▸ Exercise requirements
Looking at the data below, count the lines that contain the string "ylabel". Write only the total.

Figure collection entries
##############################

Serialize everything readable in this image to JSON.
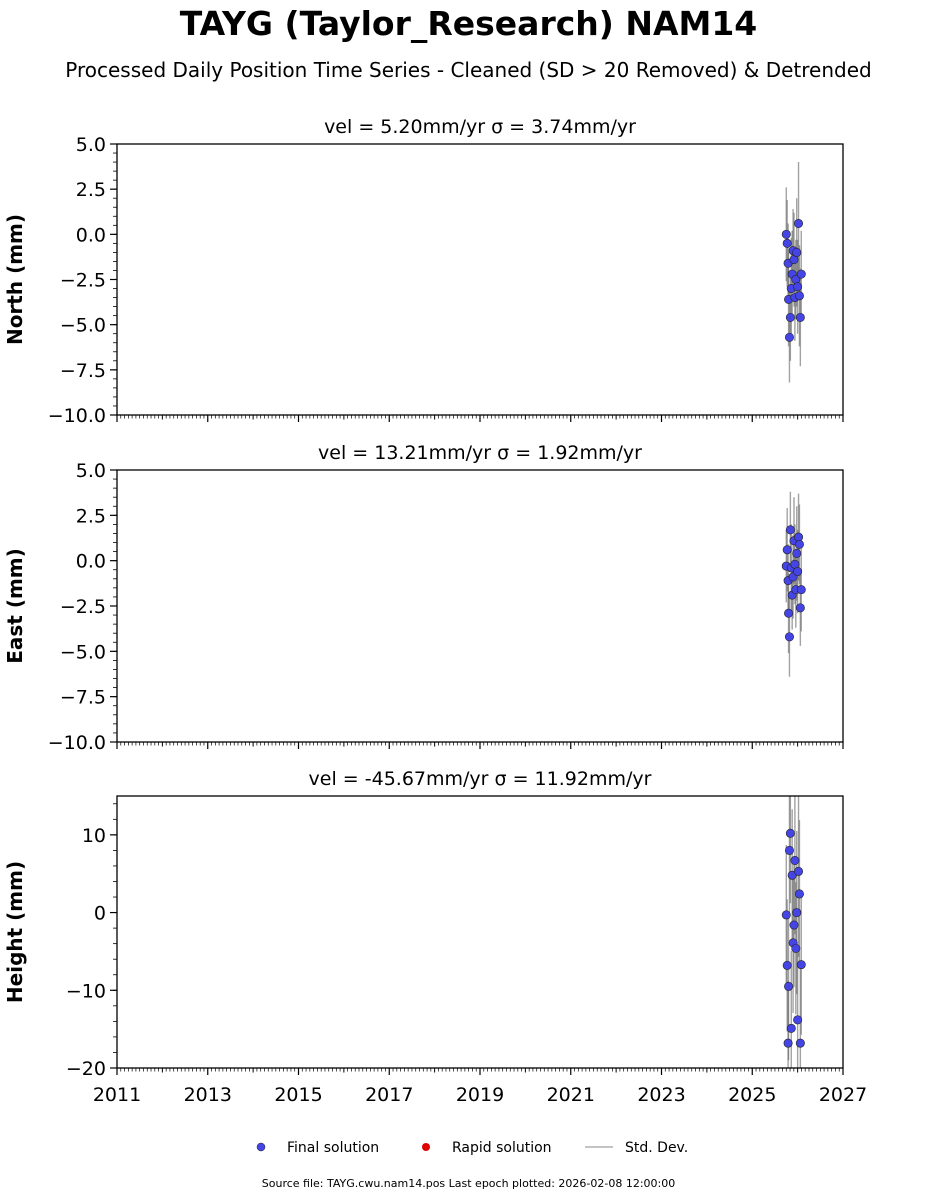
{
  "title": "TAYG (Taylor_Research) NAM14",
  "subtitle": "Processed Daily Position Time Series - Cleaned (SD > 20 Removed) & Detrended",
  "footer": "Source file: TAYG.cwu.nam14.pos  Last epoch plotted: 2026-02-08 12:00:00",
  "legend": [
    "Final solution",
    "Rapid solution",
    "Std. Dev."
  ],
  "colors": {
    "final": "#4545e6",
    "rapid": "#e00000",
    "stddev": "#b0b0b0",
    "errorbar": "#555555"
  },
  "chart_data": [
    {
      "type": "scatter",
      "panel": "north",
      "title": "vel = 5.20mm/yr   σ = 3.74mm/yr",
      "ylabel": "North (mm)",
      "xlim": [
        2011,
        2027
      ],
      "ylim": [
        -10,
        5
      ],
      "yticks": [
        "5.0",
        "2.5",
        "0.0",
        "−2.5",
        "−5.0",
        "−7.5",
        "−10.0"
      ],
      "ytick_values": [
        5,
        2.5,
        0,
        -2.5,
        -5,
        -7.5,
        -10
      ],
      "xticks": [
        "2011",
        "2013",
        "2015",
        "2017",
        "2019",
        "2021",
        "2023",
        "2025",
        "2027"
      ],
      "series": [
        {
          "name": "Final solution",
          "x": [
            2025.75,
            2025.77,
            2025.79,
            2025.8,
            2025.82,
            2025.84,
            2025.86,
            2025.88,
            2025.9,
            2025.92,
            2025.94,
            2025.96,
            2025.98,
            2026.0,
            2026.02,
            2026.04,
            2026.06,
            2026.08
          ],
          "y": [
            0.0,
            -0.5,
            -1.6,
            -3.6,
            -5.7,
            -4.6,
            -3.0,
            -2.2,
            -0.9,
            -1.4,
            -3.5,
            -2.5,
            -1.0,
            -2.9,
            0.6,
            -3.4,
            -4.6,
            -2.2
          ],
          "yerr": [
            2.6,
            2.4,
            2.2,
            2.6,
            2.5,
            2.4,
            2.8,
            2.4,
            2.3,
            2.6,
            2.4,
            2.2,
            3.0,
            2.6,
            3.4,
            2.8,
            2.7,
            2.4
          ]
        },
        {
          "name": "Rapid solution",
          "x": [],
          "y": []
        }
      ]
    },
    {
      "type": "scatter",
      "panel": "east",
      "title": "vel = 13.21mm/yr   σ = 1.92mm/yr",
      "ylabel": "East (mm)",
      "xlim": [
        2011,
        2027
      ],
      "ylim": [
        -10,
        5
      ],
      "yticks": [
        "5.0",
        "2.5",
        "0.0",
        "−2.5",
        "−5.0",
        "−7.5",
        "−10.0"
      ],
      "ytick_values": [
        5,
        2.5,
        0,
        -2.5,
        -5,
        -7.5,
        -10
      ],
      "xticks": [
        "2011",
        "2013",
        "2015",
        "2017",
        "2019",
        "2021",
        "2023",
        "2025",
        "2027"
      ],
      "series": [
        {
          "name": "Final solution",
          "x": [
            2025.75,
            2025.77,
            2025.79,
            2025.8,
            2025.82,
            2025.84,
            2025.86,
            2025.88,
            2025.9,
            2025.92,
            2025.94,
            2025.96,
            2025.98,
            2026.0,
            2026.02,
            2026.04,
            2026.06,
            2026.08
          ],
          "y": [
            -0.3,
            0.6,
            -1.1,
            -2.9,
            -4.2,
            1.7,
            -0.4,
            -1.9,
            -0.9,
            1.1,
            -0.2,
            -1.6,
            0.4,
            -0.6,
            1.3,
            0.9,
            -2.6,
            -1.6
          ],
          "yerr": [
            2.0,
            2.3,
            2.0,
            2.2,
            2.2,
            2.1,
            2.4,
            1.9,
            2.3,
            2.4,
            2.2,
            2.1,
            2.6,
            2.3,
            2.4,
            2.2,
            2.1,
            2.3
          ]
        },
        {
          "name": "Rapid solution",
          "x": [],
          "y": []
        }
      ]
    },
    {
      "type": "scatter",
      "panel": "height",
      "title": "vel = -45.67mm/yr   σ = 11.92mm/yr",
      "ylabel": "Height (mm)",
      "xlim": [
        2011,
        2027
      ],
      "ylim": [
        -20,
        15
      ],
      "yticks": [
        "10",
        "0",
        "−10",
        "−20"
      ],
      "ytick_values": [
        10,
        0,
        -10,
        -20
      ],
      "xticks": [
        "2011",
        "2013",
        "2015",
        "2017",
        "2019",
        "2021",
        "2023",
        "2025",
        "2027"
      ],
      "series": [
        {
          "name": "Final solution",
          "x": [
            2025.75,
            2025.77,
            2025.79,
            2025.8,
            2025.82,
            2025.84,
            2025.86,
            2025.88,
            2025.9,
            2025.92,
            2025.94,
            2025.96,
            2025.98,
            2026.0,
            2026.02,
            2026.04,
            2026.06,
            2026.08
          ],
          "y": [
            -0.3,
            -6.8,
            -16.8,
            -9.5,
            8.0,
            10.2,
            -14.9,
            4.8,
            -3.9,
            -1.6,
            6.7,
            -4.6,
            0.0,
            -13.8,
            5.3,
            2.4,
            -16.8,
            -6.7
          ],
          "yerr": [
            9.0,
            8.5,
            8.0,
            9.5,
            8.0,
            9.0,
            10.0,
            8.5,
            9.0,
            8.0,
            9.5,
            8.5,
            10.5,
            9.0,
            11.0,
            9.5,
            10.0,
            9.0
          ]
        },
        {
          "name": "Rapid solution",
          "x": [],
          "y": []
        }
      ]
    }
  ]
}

##############################

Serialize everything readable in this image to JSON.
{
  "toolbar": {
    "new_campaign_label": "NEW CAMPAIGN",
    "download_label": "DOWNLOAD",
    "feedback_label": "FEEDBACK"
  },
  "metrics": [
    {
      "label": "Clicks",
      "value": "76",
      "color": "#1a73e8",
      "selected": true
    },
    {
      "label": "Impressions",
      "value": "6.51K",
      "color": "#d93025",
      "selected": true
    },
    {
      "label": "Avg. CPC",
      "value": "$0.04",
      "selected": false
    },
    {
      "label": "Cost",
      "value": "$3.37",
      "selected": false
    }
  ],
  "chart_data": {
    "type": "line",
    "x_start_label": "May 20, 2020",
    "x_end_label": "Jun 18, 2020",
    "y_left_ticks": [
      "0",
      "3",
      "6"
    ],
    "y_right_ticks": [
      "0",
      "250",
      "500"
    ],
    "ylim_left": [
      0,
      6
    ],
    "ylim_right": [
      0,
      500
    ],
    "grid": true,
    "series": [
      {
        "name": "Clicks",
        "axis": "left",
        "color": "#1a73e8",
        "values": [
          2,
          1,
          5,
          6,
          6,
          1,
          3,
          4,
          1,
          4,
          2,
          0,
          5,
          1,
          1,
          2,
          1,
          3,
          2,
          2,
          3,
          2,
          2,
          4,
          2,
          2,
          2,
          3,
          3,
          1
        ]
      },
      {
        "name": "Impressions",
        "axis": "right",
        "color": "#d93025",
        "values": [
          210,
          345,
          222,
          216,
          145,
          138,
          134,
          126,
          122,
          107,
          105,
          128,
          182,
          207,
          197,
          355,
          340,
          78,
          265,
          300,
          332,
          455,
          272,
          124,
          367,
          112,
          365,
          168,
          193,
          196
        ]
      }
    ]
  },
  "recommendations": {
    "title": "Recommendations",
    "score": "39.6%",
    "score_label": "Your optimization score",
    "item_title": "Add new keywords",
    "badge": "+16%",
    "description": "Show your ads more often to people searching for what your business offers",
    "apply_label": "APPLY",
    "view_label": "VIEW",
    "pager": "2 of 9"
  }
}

##############################

▸ Task result
3